··· Dataset records ···

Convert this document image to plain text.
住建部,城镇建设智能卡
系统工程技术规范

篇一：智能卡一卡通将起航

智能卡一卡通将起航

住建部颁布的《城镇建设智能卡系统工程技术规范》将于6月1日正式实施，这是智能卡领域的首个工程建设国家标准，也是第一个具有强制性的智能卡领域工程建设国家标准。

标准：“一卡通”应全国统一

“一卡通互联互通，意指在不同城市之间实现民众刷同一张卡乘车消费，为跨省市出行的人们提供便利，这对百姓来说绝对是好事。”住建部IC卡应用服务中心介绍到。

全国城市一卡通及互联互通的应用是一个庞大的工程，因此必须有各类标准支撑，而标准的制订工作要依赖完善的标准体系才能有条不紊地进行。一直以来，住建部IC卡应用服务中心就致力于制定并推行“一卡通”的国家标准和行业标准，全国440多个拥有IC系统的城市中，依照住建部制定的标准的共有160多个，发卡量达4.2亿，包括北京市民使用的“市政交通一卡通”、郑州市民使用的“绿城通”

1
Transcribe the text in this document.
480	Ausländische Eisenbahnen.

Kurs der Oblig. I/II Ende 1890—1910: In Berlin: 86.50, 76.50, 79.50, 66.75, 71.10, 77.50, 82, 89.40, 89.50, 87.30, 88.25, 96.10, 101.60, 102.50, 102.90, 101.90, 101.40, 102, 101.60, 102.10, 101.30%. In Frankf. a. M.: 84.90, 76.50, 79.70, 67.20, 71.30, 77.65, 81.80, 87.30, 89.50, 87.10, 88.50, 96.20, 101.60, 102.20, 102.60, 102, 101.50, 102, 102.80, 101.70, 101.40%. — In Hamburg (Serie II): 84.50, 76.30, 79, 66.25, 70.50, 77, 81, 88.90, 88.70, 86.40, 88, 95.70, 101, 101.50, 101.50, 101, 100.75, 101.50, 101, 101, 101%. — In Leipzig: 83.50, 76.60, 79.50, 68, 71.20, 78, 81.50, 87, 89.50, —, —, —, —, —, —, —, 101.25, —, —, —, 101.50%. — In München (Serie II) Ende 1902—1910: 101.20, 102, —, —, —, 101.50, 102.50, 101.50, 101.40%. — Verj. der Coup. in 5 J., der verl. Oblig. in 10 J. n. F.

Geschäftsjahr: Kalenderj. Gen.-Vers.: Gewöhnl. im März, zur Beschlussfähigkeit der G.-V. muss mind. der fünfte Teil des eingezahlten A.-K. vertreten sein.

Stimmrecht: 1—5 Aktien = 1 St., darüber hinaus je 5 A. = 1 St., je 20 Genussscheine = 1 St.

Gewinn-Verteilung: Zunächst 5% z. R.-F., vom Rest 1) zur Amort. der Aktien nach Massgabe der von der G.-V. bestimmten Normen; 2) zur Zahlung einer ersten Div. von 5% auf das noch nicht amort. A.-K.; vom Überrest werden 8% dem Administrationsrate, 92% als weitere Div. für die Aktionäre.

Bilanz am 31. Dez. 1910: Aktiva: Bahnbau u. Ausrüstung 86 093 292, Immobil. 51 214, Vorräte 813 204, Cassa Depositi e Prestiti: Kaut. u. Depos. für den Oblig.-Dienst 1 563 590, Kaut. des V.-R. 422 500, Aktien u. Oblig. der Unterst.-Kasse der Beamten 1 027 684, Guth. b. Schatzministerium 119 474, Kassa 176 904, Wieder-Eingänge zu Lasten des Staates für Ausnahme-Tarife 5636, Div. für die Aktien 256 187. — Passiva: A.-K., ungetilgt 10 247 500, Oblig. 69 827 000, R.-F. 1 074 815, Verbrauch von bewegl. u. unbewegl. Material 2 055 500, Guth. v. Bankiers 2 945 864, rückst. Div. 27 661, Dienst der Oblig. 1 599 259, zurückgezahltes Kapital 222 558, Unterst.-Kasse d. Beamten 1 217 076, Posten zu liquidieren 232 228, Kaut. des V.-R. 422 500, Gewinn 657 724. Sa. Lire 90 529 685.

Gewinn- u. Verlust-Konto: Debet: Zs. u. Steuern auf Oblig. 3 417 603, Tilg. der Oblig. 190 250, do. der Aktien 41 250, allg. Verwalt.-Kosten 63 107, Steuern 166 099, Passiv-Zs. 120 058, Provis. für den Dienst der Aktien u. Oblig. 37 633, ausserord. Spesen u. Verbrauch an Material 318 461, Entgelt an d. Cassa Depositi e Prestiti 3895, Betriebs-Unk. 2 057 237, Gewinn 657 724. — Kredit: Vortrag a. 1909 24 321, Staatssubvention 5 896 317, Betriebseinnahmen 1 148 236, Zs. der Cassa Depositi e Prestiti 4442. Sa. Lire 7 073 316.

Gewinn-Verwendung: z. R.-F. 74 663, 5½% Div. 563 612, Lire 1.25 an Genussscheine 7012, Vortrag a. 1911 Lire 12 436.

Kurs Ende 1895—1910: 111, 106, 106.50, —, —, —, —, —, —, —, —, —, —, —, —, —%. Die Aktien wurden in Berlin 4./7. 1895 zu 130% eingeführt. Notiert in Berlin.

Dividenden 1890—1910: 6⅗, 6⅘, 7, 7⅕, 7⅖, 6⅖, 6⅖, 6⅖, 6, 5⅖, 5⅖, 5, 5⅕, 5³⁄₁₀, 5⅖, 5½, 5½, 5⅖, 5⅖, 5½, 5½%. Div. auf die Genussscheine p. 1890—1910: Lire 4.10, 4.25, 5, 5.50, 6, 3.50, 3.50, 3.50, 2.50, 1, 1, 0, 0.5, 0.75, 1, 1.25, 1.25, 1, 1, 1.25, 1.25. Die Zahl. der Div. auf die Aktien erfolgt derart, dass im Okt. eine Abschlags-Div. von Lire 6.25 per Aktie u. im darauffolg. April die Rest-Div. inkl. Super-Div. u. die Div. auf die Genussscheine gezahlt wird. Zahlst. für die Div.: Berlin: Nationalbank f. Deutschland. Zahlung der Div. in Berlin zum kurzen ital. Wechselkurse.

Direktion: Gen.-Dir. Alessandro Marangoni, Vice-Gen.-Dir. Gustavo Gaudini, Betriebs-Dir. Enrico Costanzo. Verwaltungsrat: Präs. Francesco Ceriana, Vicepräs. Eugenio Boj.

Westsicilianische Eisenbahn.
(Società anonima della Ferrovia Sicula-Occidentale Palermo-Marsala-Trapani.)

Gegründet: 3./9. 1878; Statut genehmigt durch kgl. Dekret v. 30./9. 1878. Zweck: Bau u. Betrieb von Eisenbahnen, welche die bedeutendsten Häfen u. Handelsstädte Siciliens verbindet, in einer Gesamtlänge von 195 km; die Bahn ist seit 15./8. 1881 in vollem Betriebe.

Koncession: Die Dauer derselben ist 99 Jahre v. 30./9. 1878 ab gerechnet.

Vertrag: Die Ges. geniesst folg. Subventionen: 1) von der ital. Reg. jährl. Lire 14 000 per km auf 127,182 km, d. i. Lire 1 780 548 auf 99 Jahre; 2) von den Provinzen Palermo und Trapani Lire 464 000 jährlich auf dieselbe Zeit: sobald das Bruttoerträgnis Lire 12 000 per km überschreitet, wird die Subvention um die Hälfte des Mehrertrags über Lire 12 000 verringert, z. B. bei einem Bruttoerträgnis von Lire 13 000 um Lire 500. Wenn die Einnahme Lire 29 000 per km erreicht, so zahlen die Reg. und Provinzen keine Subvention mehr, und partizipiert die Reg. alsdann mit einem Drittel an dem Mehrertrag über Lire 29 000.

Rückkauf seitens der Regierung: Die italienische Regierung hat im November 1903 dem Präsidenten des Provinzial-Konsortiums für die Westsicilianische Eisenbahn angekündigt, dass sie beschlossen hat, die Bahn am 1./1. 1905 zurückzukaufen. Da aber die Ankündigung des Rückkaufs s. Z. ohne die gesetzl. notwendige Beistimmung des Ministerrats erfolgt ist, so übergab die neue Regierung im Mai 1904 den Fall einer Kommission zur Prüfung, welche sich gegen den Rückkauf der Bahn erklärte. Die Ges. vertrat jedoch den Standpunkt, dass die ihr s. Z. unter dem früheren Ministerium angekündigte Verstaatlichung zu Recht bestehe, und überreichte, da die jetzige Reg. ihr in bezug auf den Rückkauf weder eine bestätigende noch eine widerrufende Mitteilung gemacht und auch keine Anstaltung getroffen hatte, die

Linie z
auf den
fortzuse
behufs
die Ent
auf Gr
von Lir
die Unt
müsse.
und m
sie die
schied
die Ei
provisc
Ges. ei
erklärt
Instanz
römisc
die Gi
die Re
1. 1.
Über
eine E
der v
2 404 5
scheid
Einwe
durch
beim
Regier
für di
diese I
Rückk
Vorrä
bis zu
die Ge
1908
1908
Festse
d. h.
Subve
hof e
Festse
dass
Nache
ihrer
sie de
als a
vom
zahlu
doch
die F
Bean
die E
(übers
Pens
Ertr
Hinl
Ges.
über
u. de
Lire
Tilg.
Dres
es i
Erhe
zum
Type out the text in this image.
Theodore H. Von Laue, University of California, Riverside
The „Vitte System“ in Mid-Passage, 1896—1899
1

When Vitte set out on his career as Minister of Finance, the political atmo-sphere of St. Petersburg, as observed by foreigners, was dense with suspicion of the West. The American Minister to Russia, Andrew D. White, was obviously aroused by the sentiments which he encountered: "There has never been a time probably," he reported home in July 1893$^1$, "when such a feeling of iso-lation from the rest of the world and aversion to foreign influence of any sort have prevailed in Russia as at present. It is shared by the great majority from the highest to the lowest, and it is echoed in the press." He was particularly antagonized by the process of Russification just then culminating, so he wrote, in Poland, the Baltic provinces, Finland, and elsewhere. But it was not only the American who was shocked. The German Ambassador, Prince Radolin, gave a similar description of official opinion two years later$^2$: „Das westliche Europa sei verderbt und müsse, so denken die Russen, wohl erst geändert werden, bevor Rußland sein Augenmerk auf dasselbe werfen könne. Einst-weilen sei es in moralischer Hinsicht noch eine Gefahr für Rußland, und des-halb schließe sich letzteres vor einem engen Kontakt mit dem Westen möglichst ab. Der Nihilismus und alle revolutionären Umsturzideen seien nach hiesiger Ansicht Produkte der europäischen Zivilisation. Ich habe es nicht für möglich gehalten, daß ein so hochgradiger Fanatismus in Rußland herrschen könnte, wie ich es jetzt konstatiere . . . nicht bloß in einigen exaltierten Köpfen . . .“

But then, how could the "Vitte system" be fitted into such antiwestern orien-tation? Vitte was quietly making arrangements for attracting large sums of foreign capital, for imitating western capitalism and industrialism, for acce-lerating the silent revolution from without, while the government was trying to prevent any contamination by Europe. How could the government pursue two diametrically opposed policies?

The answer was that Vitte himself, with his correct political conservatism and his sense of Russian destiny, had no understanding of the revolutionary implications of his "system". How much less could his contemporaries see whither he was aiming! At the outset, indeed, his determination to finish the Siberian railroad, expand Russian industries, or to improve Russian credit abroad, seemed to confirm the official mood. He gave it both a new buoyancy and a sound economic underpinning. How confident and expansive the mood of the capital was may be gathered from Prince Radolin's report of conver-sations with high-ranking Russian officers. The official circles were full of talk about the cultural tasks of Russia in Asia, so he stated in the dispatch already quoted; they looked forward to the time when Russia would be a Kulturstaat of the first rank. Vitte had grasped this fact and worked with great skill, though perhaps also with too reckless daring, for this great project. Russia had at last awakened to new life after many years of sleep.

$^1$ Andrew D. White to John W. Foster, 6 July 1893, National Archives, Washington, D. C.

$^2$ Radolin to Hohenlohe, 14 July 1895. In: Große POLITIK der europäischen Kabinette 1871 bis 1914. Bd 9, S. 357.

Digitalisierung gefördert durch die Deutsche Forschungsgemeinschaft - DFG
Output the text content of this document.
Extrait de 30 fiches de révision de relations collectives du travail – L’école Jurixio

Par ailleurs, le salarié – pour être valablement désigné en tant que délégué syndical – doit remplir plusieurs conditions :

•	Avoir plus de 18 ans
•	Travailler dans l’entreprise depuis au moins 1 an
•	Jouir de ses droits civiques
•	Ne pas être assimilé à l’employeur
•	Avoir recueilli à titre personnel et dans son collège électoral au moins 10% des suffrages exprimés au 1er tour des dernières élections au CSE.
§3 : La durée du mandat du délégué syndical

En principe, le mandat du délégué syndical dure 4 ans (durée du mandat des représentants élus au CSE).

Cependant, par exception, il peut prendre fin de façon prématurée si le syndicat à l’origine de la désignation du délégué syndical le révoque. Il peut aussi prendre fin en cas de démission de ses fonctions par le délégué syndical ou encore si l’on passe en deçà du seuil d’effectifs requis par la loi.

···

**Aim of the exercise:** Repeat the line containing "Output the text content of this document." and all subsequent lines through the final line of the data, exactly and with no others.

**The output:**
Output the text content of this document.
Extrait de 30 fiches de révision de relations collectives du travail – L’école Jurixio

Par ailleurs, le salarié – pour être valablement désigné en tant que délégué syndical – doit remplir plusieurs conditions :

•	Avoir plus de 18 ans
•	Travailler dans l’entreprise depuis au moins 1 an
•	Jouir de ses droits civiques
•	Ne pas être assimilé à l’employeur
•	Avoir recueilli à titre personnel et dans son collège électoral au moins 10% des suffrages exprimés au 1er tour des dernières élections au CSE.
§3 : La durée du mandat du délégué syndical

En principe, le mandat du délégué syndical dure 4 ans (durée du mandat des représentants élus au CSE).

Cependant, par exception, il peut prendre fin de façon prématurée si le syndicat à l’origine de la désignation du délégué syndical le révoque. Il peut aussi prendre fin en cas de démission de ses fonctions par le délégué syndical ou encore si l’on passe en deçà du seuil d’effectifs requis par la loi.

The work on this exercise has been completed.